→ Directions
Gather every line of the material below that contains the string "shooting", and copy each one.

→ Material showing where elements appear

---+---

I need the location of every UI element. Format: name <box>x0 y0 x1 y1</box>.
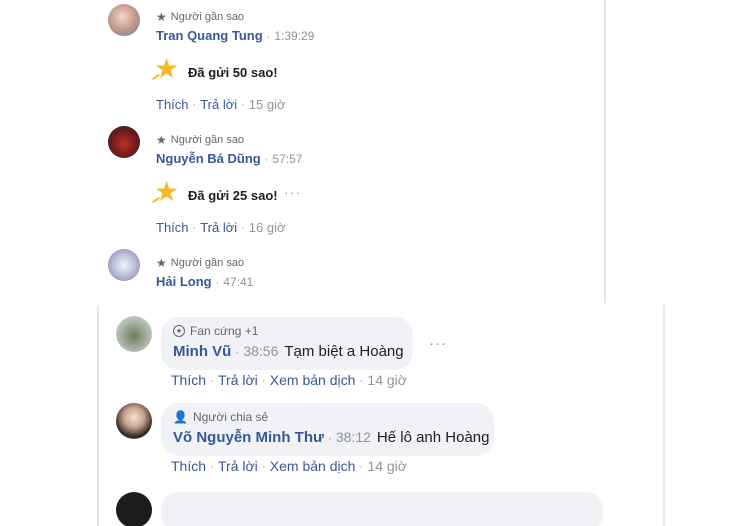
sharer-icon: 👤 <box>173 410 188 424</box>
comment-actions: Thích · Trả lời · Xem bản dịch · 14 giờ <box>171 372 407 388</box>
comment-line: Võ Nguyễn Minh Thư · 38:12 Hế lô anh Hoà… <box>173 429 490 446</box>
video-timestamp[interactable]: 1:39:29 <box>274 29 314 43</box>
avatar[interactable] <box>108 4 140 36</box>
bottom-comment-panel: ★ Fan cứng +1 Minh Vũ · 38:56 Tạm biệt a… <box>97 305 665 526</box>
fan-badge-icon: ★ <box>173 325 185 337</box>
video-timestamp[interactable]: 38:12 <box>336 429 371 445</box>
separator: · <box>266 31 271 43</box>
reply-link[interactable]: Trả lời <box>200 97 237 112</box>
video-timestamp[interactable]: 47:41 <box>223 275 253 289</box>
comment-text: Hế lô anh Hoàng <box>376 429 490 446</box>
video-timestamp[interactable]: 38:56 <box>243 343 278 359</box>
commenter-name[interactable]: Võ Nguyễn Minh Thư <box>173 429 324 446</box>
commenter-name[interactable]: Minh Vũ <box>173 343 231 360</box>
separator: · <box>235 345 240 359</box>
comment-bubble: ★ Fan cứng +1 Minh Vũ · 38:56 Tạm biệt a… <box>161 317 413 370</box>
stars-sent-text: Đã gửi 25 sao! <box>188 187 278 203</box>
fan-badge: ★ Người gần sao <box>156 10 244 24</box>
comment-text: Tạm biệt a Hoàng <box>284 343 404 360</box>
star-icon: ★ <box>156 10 167 24</box>
commenter-name[interactable]: Nguyễn Bá Dũng <box>156 151 261 166</box>
separator: · <box>241 221 245 234</box>
top-comment-panel: ★ Người gần sao Tran Quang Tung · 1:39:2… <box>96 0 606 303</box>
comment-age[interactable]: 14 giờ <box>367 372 407 388</box>
avatar[interactable] <box>108 249 140 281</box>
shooting-star-icon: ★ <box>152 176 180 207</box>
fan-badge: ★ Người gần sao <box>156 256 244 270</box>
fan-badge: ★ Fan cứng +1 <box>173 324 401 338</box>
comment-age[interactable]: 15 giờ <box>249 97 286 112</box>
stars-sent: ★ Đã gửi 25 sao! <box>152 176 278 209</box>
commenter-name[interactable]: Hải Long <box>156 274 212 289</box>
avatar[interactable] <box>116 403 152 439</box>
badge-label: Người gần sao <box>170 257 245 269</box>
badge-label: Người gần sao <box>170 11 245 23</box>
more-options-icon[interactable]: ··· <box>284 184 301 200</box>
badge-label: Người gần sao <box>170 134 245 146</box>
comment-age[interactable]: 16 giờ <box>249 220 286 235</box>
stars-sent: ★ Đã gửi 50 sao! <box>152 53 278 86</box>
video-timestamp[interactable]: 57:57 <box>272 152 302 166</box>
commenter-name[interactable]: Tran Quang Tung <box>156 28 263 43</box>
separator: · <box>215 277 220 289</box>
separator: · <box>192 221 197 234</box>
separator: · <box>241 98 245 111</box>
separator: · <box>264 154 269 166</box>
like-link[interactable]: Thích <box>171 372 206 388</box>
more-options-icon[interactable]: ··· <box>429 335 447 352</box>
comment-actions: Thích · Trả lời · 15 giờ <box>156 97 286 112</box>
comment-age[interactable]: 14 giờ <box>367 458 407 474</box>
comment-bubble <box>161 492 603 526</box>
like-link[interactable]: Thích <box>156 220 189 235</box>
stars-sent-text: Đã gửi 50 sao! <box>188 64 278 80</box>
separator: · <box>261 459 266 473</box>
comment-actions: Thích · Trả lời · 16 giờ <box>156 220 286 235</box>
like-link[interactable]: Thích <box>171 458 206 474</box>
comment-header: Tran Quang Tung · 1:39:29 <box>156 28 314 43</box>
reply-link[interactable]: Trả lời <box>200 220 237 235</box>
translate-link[interactable]: Xem bản dịch <box>270 372 356 388</box>
separator: · <box>359 373 364 387</box>
badge-label: Fan cứng +1 <box>190 324 259 338</box>
separator: · <box>192 98 197 111</box>
sharer-badge: 👤 Người chia sẻ <box>173 410 482 424</box>
avatar[interactable] <box>116 316 152 352</box>
badge-label: Người chia sẻ <box>192 410 269 424</box>
star-icon: ★ <box>156 133 167 147</box>
comment-line: Minh Vũ · 38:56 Tạm biệt a Hoàng <box>173 343 404 360</box>
separator: · <box>359 459 364 473</box>
comment-header: Hải Long · 47:41 <box>156 274 253 289</box>
comment-header: Nguyễn Bá Dũng · 57:57 <box>156 151 302 166</box>
comment-bubble: 👤 Người chia sẻ Võ Nguyễn Minh Thư · 38:… <box>161 403 494 456</box>
fan-badge: ★ Người gần sao <box>156 133 244 147</box>
translate-link[interactable]: Xem bản dịch <box>270 458 356 474</box>
separator: · <box>261 373 266 387</box>
separator: · <box>210 459 215 473</box>
separator: · <box>210 373 215 387</box>
comment-actions: Thích · Trả lời · Xem bản dịch · 14 giờ <box>171 458 407 474</box>
reply-link[interactable]: Trả lời <box>218 372 258 388</box>
shooting-star-icon: ★ <box>152 53 180 84</box>
reply-link[interactable]: Trả lời <box>218 458 258 474</box>
avatar[interactable] <box>116 492 152 526</box>
separator: · <box>327 431 332 445</box>
like-link[interactable]: Thích <box>156 97 189 112</box>
avatar[interactable] <box>108 126 140 158</box>
star-icon: ★ <box>156 256 167 270</box>
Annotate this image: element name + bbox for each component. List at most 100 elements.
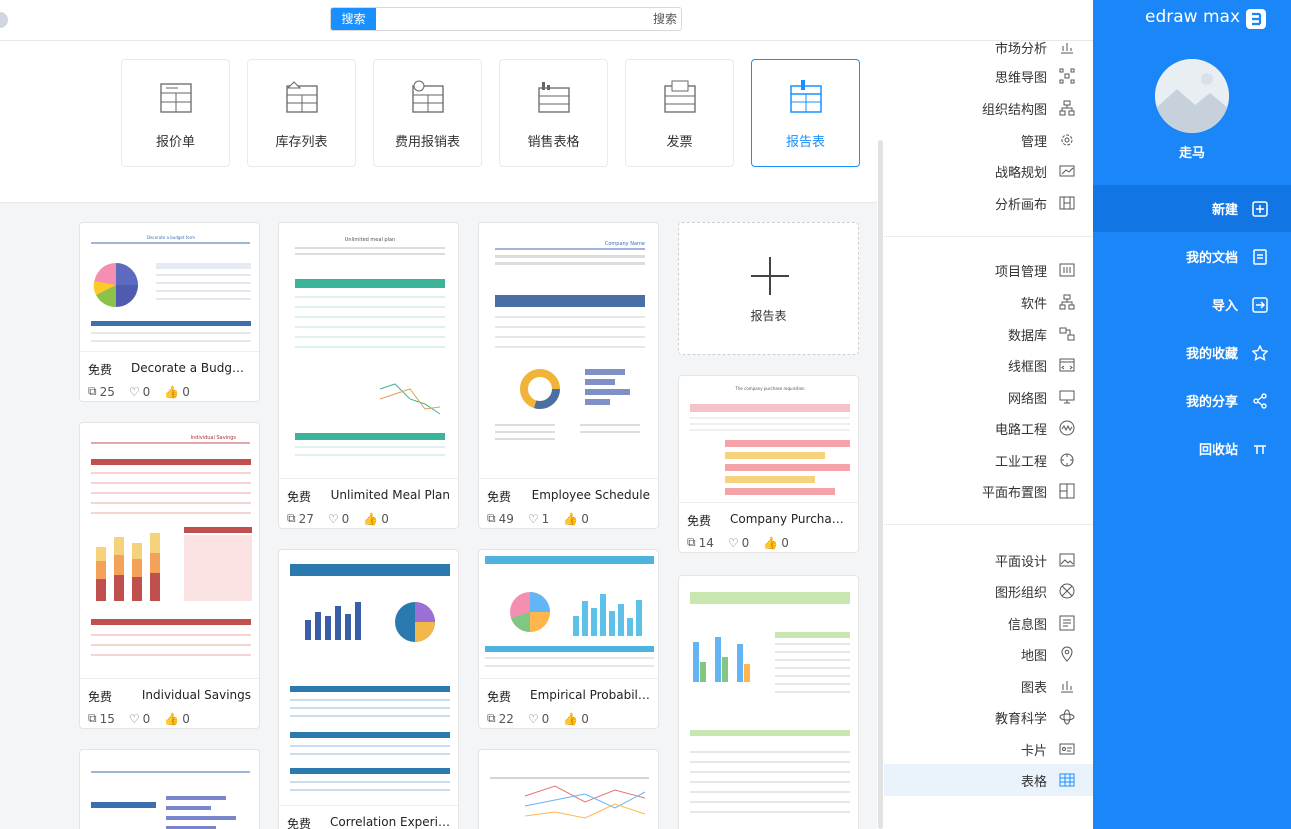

---+---

→ Task answer
shooting-star-icon: ★ <box>152 176 180 207</box>
shooting-star-icon: ★ <box>152 53 180 84</box>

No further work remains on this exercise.